> _GOAL_:
Extract the entries in their exact form.

> _MATERIAL TO PROCESS_:
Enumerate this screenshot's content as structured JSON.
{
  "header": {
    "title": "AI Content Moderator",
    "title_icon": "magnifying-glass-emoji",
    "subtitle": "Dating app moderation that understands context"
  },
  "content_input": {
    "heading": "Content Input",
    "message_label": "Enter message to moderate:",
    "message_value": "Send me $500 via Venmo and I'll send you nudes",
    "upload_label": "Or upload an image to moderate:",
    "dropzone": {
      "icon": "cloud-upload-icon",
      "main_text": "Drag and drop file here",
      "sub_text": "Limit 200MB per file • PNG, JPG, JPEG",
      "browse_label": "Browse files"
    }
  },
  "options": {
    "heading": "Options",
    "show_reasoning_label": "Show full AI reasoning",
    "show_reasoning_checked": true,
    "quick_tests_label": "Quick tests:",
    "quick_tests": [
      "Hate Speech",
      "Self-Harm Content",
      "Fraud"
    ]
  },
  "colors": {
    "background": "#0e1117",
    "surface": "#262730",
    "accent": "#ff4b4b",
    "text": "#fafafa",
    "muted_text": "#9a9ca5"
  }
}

> _FINAL RESULT_:
Enumerate this screenshot's content as structured JSON.
{
  "header": {
    "title": "AI Content Moderator",
    "title_icon": "magnifying-glass-emoji",
    "subtitle": "Dating app moderation that understands context"
  },
  "content_input": {
    "heading": "Content Input",
    "message_label": "Enter message to moderate:",
    "message_value": "Send me $500 via Venmo and I'll send you nudes",
    "upload_label": "Or upload an image to moderate:",
    "dropzone": {
      "icon": "cloud-upload-icon",
      "main_text": "Drag and drop file here",
      "sub_text": "Limit 200MB per file • PNG, JPG, JPEG",
      "browse_label": "Browse files"
    }
  },
  "options": {
    "heading": "Options",
    "show_reasoning_label": "Show full AI reasoning",
    "show_reasoning_checked": true,
    "quick_tests_label": "Quick tests:",
    "quick_tests": [
      "Hate Speech",
      "Self-Harm Content",
      "Fraud"
    ]
  },
  "colors": {
    "background": "#0e1117",
    "surface": "#262730",
    "accent": "#ff4b4b",
    "text": "#fafafa",
    "muted_text": "#9a9ca5"
  }
}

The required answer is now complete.